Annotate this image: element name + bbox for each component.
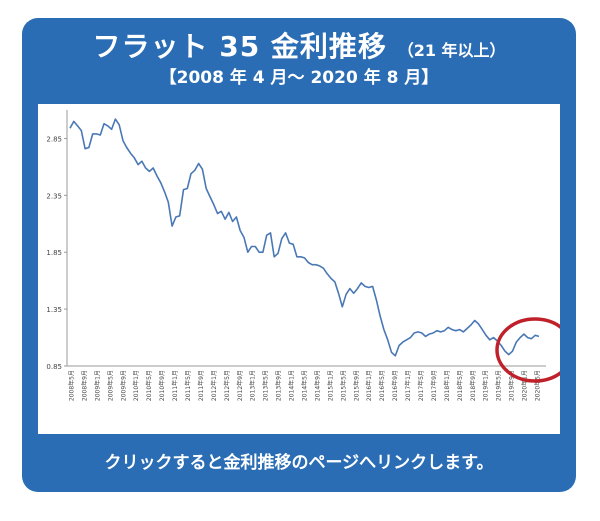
- x-tick-label: 2015年1月: [326, 370, 334, 401]
- link-text[interactable]: クリックすると金利推移のページへリンクします。: [104, 453, 494, 473]
- x-tick-label: 2012年1月: [210, 370, 218, 401]
- x-tick-label: 2018年9月: [469, 370, 477, 401]
- x-tick-label: 2018年1月: [443, 370, 451, 401]
- y-tick-label: 1.85: [46, 249, 62, 257]
- x-tick-label: 2009年5月: [106, 370, 114, 401]
- x-tick-label: 2011年1月: [171, 370, 179, 401]
- chart-card[interactable]: フラット 35 金利推移 （21 年以上） 【2008 年 4 月～ 2020 …: [22, 18, 576, 492]
- x-tick-label: 2016年5月: [378, 370, 386, 401]
- x-tick-label: 2015年9月: [352, 370, 360, 401]
- y-tick-label: 2.85: [46, 135, 62, 143]
- x-tick-label: 2017年9月: [430, 370, 438, 401]
- y-tick-label: 1.35: [46, 306, 62, 314]
- chart-title-note: （21 年以上）: [397, 41, 506, 60]
- line-chart: 0.85 1.35 1.85 2.35 2.85 2008年5月 2008年9月 2009年1…: [46, 110, 575, 401]
- x-tick-label: 2014年1月: [288, 370, 296, 401]
- y-tick-label: 2.35: [46, 192, 62, 200]
- series-line: [69, 118, 540, 357]
- x-tick-label: 2016年9月: [391, 370, 399, 401]
- header-title-line: フラット 35 金利推移 （21 年以上）: [22, 32, 576, 66]
- x-tick-label: 2020年1月: [521, 370, 529, 401]
- x-tick-label: 2009年9月: [119, 370, 127, 401]
- period-label: 【2008 年 4 月～ 2020 年 8 月】: [159, 68, 439, 88]
- x-tick-label: 2017年1月: [404, 370, 412, 401]
- x-tick-label: 2014年5月: [301, 370, 309, 401]
- x-tick-label: 2019年9月: [508, 370, 516, 401]
- x-tick-label: 2010年9月: [158, 370, 166, 401]
- x-tick-label: 2020年5月: [534, 370, 542, 401]
- x-tick-label: 2011年9月: [197, 370, 205, 401]
- chart-title: フラット 35 金利推移: [92, 30, 387, 63]
- x-tick-label: 2012年9月: [236, 370, 244, 401]
- y-tick-label: 0.85: [46, 363, 62, 371]
- x-tick-label: 2010年1月: [132, 370, 140, 401]
- x-tick-label: 2013年5月: [262, 370, 270, 401]
- x-tick-label: 2014年9月: [313, 370, 321, 401]
- x-tick-label: 2013年9月: [275, 370, 283, 401]
- x-tick-label: 2015年5月: [339, 370, 347, 401]
- x-tick-label: 2011年5月: [184, 370, 192, 401]
- x-tick-label: 2017年5月: [417, 370, 425, 401]
- x-tick-label: 2012年5月: [223, 370, 231, 401]
- x-tick-label: 2008年5月: [67, 370, 75, 401]
- chart-panel: 0.85 1.35 1.85 2.35 2.85 2008年5月 2008年9月 2009年1…: [38, 104, 575, 434]
- x-tick-label: 2019年1月: [482, 370, 490, 401]
- x-tick-label: 2013年1月: [249, 370, 257, 401]
- x-tick-label: 2008年9月: [80, 370, 88, 401]
- x-tick-label: 2018年5月: [456, 370, 464, 401]
- x-tick-label: 2009年1月: [93, 370, 101, 401]
- x-tick-label: 2019年5月: [495, 370, 503, 401]
- x-tick-label: 2010年5月: [145, 370, 153, 401]
- x-tick-label: 2016年1月: [365, 370, 373, 401]
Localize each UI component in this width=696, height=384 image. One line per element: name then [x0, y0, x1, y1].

----

WORK INSTRUCTIONS
Reproduce all of the material above line for line, leaving out the pictures.

SOLUTION TO THIS EXERCISE
Annotate this image: element name + bbox for each component.
- x-tick-label: 2015年1月: [326, 370, 334, 401]
- link-text[interactable]: クリックすると金利推移のページへリンクします。: [104, 453, 494, 473]
- x-tick-label: 2012年1月: [210, 370, 218, 401]
- x-tick-label: 2018年9月: [469, 370, 477, 401]
- x-tick-label: 2018年1月: [443, 370, 451, 401]
- y-tick-label: 1.85: [46, 249, 62, 257]
- x-tick-label: 2009年5月: [106, 370, 114, 401]
- x-tick-label: 2011年1月: [171, 370, 179, 401]
- chart-card[interactable]: フラット 35 金利推移 （21 年以上） 【2008 年 4 月～ 2020 …: [22, 18, 576, 492]
- x-tick-label: 2016年5月: [378, 370, 386, 401]
- x-tick-label: 2015年9月: [352, 370, 360, 401]
- y-tick-label: 2.85: [46, 135, 62, 143]
- x-tick-label: 2017年9月: [430, 370, 438, 401]
- y-tick-label: 1.35: [46, 306, 62, 314]
- chart-title-note: （21 年以上）: [397, 41, 506, 60]
- line-chart: 0.85 1.35 1.85 2.35 2.85 2008年5月 2008年9月 2009年1…: [46, 110, 575, 401]
- x-tick-label: 2014年1月: [288, 370, 296, 401]
- y-tick-label: 2.35: [46, 192, 62, 200]
- series-line: [69, 118, 540, 357]
- x-tick-label: 2016年9月: [391, 370, 399, 401]
- header-title-line: フラット 35 金利推移 （21 年以上）: [22, 32, 576, 66]
- x-tick-label: 2020年1月: [521, 370, 529, 401]
- x-tick-label: 2009年9月: [119, 370, 127, 401]
- period-label: 【2008 年 4 月～ 2020 年 8 月】: [159, 68, 439, 88]
- x-tick-label: 2017年1月: [404, 370, 412, 401]
- x-tick-label: 2014年5月: [301, 370, 309, 401]
- x-tick-label: 2019年9月: [508, 370, 516, 401]
- x-tick-label: 2010年9月: [158, 370, 166, 401]
- x-tick-label: 2020年5月: [534, 370, 542, 401]
- x-tick-label: 2011年9月: [197, 370, 205, 401]
- chart-title: フラット 35 金利推移: [92, 30, 387, 63]
- x-tick-label: 2012年9月: [236, 370, 244, 401]
- y-tick-label: 0.85: [46, 363, 62, 371]
- x-tick-label: 2010年1月: [132, 370, 140, 401]
- x-tick-label: 2013年5月: [262, 370, 270, 401]
- x-tick-label: 2014年9月: [313, 370, 321, 401]
- x-tick-label: 2013年9月: [275, 370, 283, 401]
- x-tick-label: 2015年5月: [339, 370, 347, 401]
- x-tick-label: 2011年5月: [184, 370, 192, 401]
- x-tick-label: 2017年5月: [417, 370, 425, 401]
- x-tick-label: 2012年5月: [223, 370, 231, 401]
- x-tick-label: 2008年5月: [67, 370, 75, 401]
- chart-panel: 0.85 1.35 1.85 2.35 2.85 2008年5月 2008年9月 2009年1…: [38, 104, 575, 434]
- x-tick-label: 2019年1月: [482, 370, 490, 401]
- x-tick-label: 2013年1月: [249, 370, 257, 401]
- x-tick-label: 2008年9月: [80, 370, 88, 401]
- x-tick-label: 2018年5月: [456, 370, 464, 401]
- x-tick-label: 2009年1月: [93, 370, 101, 401]
- x-tick-label: 2019年5月: [495, 370, 503, 401]
- x-tick-label: 2010年5月: [145, 370, 153, 401]
- x-tick-label: 2016年1月: [365, 370, 373, 401]
Localize each UI component in this width=696, height=384 image. One line per element: name then [x0, y0, x1, y1].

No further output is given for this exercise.